→ **Entries shown**
----------
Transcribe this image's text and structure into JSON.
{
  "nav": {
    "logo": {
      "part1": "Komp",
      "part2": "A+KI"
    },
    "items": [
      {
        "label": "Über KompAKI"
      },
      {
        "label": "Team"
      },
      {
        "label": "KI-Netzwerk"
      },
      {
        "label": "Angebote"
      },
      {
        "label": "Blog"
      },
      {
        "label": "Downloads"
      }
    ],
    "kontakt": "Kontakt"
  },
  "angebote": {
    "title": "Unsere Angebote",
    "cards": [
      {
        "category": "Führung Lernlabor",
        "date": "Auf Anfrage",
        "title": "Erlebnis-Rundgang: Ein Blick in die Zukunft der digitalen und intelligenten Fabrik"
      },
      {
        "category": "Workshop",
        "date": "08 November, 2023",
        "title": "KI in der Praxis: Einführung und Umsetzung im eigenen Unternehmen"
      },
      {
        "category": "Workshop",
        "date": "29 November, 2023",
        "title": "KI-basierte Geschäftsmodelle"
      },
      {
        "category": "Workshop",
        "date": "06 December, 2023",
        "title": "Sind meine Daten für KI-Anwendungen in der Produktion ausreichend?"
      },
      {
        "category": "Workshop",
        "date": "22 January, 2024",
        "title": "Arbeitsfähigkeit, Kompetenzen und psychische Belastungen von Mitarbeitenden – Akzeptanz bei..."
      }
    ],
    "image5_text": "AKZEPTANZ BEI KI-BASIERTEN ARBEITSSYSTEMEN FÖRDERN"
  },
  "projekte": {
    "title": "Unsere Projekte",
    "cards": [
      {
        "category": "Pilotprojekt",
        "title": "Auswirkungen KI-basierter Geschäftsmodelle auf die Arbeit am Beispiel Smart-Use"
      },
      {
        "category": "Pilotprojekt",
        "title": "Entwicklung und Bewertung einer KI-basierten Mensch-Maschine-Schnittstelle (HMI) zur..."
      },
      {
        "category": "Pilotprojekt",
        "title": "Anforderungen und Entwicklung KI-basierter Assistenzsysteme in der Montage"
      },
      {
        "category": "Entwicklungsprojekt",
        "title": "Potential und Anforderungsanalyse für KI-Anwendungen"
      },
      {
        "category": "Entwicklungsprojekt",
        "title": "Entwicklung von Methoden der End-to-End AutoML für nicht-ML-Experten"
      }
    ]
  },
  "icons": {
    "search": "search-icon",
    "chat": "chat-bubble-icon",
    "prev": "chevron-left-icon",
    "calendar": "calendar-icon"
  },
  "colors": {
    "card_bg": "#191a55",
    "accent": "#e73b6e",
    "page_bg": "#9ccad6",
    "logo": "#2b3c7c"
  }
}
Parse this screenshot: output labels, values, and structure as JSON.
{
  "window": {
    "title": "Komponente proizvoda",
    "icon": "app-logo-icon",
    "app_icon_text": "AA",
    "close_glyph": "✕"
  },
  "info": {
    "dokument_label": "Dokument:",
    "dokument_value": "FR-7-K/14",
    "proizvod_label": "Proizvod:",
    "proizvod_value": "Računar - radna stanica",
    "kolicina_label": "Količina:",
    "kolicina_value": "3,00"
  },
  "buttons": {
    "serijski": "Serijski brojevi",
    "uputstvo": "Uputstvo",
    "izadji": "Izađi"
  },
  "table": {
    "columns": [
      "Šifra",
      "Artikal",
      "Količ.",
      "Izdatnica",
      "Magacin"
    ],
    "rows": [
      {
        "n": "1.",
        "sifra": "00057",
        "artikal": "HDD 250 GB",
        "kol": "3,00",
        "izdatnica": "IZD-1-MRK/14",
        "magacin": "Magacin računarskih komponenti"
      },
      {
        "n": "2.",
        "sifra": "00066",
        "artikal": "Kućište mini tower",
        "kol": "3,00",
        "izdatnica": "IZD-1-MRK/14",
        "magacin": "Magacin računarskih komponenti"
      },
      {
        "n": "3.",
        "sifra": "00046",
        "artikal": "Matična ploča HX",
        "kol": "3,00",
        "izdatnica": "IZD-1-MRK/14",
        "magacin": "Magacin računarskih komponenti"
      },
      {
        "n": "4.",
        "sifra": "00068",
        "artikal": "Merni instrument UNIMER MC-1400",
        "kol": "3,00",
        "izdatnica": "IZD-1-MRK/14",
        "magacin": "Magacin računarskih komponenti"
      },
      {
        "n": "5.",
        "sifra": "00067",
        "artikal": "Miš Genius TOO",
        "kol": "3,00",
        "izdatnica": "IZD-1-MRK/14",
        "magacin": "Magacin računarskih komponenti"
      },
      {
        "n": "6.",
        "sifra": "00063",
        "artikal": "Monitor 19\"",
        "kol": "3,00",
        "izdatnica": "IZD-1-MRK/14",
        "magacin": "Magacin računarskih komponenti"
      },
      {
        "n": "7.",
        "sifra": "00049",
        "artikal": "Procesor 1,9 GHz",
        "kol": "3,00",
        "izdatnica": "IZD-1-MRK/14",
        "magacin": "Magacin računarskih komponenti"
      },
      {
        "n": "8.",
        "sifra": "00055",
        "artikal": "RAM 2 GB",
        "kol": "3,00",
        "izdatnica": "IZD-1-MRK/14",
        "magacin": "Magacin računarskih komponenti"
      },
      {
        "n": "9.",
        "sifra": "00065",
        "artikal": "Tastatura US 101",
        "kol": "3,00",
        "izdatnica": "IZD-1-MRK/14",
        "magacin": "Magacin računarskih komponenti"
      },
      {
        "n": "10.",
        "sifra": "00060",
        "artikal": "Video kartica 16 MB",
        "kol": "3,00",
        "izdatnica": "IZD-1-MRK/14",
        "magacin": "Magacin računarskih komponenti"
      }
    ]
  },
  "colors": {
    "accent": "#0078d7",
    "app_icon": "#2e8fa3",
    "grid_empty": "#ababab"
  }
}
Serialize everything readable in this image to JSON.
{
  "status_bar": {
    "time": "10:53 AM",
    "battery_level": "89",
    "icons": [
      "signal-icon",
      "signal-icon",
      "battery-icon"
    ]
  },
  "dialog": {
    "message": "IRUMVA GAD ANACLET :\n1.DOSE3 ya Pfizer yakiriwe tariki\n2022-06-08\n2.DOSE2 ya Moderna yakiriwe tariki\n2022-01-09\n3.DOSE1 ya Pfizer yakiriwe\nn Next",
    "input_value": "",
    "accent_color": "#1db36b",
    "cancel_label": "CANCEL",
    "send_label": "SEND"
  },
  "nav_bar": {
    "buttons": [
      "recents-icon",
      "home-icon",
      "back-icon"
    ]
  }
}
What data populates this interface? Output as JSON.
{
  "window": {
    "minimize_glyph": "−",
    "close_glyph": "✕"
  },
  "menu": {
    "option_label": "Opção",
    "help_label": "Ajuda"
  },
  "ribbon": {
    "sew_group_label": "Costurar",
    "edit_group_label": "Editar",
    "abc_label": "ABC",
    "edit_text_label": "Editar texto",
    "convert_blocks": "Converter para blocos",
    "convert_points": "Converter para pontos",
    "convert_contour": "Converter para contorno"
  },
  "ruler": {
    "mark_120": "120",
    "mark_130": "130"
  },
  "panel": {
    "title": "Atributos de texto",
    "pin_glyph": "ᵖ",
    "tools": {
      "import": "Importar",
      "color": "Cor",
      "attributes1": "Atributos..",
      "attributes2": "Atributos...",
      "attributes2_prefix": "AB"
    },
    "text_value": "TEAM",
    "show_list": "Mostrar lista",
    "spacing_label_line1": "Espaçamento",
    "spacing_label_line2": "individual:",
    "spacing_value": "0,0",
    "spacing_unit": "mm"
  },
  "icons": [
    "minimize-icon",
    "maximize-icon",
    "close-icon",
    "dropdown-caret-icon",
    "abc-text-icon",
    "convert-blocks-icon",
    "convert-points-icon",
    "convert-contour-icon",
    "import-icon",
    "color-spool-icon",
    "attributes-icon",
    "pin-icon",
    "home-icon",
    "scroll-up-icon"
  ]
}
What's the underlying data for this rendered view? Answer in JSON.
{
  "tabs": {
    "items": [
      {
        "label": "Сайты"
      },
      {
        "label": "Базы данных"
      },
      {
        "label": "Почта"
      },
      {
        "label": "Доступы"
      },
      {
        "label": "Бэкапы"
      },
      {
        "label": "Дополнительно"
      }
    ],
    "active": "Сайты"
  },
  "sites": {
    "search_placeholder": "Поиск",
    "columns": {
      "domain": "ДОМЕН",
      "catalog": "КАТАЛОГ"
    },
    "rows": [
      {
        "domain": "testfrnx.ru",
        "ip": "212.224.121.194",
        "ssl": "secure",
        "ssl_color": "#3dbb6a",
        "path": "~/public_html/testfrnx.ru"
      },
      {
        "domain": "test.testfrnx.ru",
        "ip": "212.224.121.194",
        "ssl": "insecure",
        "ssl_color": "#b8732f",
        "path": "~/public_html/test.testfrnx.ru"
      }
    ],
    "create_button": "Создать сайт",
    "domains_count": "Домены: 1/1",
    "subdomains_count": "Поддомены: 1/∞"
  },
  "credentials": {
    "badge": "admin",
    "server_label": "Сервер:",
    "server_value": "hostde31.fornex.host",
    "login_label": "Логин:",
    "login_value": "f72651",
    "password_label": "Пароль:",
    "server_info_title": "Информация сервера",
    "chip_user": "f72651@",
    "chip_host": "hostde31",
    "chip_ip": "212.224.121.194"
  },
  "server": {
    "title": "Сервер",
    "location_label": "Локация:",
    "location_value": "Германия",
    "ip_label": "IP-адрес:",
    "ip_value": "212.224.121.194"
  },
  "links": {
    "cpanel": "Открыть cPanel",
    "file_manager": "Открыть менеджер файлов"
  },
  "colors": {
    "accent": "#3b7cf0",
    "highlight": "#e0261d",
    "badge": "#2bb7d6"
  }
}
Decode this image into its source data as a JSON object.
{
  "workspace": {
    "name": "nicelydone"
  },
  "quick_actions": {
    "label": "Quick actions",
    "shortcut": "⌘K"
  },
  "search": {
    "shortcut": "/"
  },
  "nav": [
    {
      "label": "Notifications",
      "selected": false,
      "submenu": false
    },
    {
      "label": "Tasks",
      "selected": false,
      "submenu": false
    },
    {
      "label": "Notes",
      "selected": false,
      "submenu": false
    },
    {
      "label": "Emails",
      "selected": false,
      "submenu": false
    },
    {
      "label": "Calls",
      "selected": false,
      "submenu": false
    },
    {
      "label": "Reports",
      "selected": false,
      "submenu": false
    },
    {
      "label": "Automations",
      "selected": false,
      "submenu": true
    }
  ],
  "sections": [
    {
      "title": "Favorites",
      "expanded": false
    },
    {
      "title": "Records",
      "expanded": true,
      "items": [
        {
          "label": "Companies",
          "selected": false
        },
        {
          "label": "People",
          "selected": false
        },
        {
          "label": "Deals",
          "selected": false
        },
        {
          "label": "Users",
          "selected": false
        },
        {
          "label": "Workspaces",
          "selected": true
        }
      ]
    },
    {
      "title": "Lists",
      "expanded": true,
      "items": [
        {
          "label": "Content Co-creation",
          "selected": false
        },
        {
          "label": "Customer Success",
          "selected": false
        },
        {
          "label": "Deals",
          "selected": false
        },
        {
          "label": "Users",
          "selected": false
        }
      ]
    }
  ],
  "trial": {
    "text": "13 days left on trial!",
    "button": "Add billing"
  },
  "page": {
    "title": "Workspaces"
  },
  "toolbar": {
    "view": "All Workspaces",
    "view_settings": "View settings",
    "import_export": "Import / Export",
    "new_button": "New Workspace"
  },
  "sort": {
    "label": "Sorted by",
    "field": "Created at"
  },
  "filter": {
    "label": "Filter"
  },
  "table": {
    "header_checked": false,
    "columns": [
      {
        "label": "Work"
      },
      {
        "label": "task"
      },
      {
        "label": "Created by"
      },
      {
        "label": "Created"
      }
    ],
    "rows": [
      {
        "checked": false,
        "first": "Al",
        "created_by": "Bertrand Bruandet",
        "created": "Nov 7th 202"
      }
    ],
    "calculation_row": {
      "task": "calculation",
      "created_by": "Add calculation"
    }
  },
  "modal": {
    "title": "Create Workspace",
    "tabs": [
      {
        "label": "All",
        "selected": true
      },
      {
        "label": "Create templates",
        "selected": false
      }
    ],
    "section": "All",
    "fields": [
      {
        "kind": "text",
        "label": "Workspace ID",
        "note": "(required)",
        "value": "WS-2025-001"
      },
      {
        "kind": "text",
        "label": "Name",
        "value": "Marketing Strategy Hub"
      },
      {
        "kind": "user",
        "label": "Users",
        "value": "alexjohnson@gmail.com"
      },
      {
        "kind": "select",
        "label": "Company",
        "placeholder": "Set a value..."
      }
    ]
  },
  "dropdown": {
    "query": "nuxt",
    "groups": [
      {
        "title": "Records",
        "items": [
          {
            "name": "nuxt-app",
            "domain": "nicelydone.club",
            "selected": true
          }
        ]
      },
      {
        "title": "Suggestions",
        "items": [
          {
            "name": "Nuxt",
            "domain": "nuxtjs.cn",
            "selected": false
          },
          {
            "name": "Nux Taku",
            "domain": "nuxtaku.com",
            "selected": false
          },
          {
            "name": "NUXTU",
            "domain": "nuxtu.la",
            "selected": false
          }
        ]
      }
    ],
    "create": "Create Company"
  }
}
----------
→ **The request**
Copy all lines from the entries that contain the word "Editar".

→ **Task result**
    "edit_group_label": "Editar",
    "edit_text_label": "Editar texto",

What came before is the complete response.